* Dataset entries
———
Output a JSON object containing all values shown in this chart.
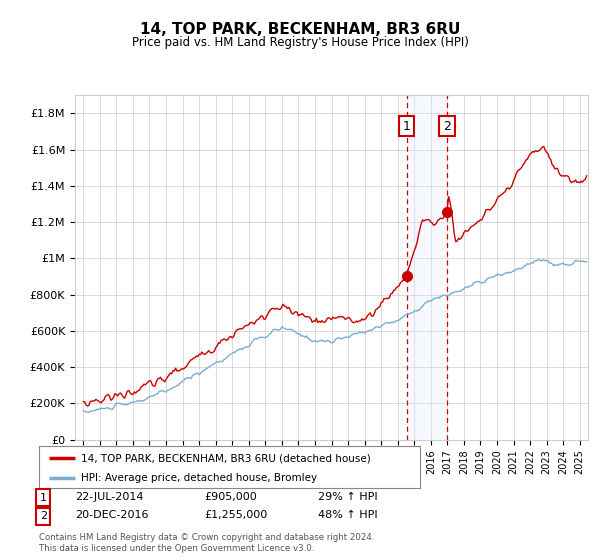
{
  "title": "14, TOP PARK, BECKENHAM, BR3 6RU",
  "subtitle": "Price paid vs. HM Land Registry's House Price Index (HPI)",
  "ylabel_ticks": [
    "£0",
    "£200K",
    "£400K",
    "£600K",
    "£800K",
    "£1M",
    "£1.2M",
    "£1.4M",
    "£1.6M",
    "£1.8M"
  ],
  "ytick_values": [
    0,
    200000,
    400000,
    600000,
    800000,
    1000000,
    1200000,
    1400000,
    1600000,
    1800000
  ],
  "ylim": [
    0,
    1900000
  ],
  "xlim_start": 1994.5,
  "xlim_end": 2025.5,
  "legend1_label": "14, TOP PARK, BECKENHAM, BR3 6RU (detached house)",
  "legend2_label": "HPI: Average price, detached house, Bromley",
  "sale1_date": "22-JUL-2014",
  "sale1_price": "£905,000",
  "sale1_hpi": "29% ↑ HPI",
  "sale1_year": 2014.55,
  "sale1_value": 905000,
  "sale2_date": "20-DEC-2016",
  "sale2_price": "£1,255,000",
  "sale2_hpi": "48% ↑ HPI",
  "sale2_year": 2016.97,
  "sale2_value": 1255000,
  "footer": "Contains HM Land Registry data © Crown copyright and database right 2024.\nThis data is licensed under the Open Government Licence v3.0.",
  "red_color": "#cc0000",
  "blue_color": "#7aadcf",
  "shade_color": "#ddeeff",
  "background_color": "#ffffff",
  "grid_color": "#cccccc"
}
———
* What the task asks
Check each line above for the string "PARK" and report how many lines have it, giving only the number.

* Problem solution
2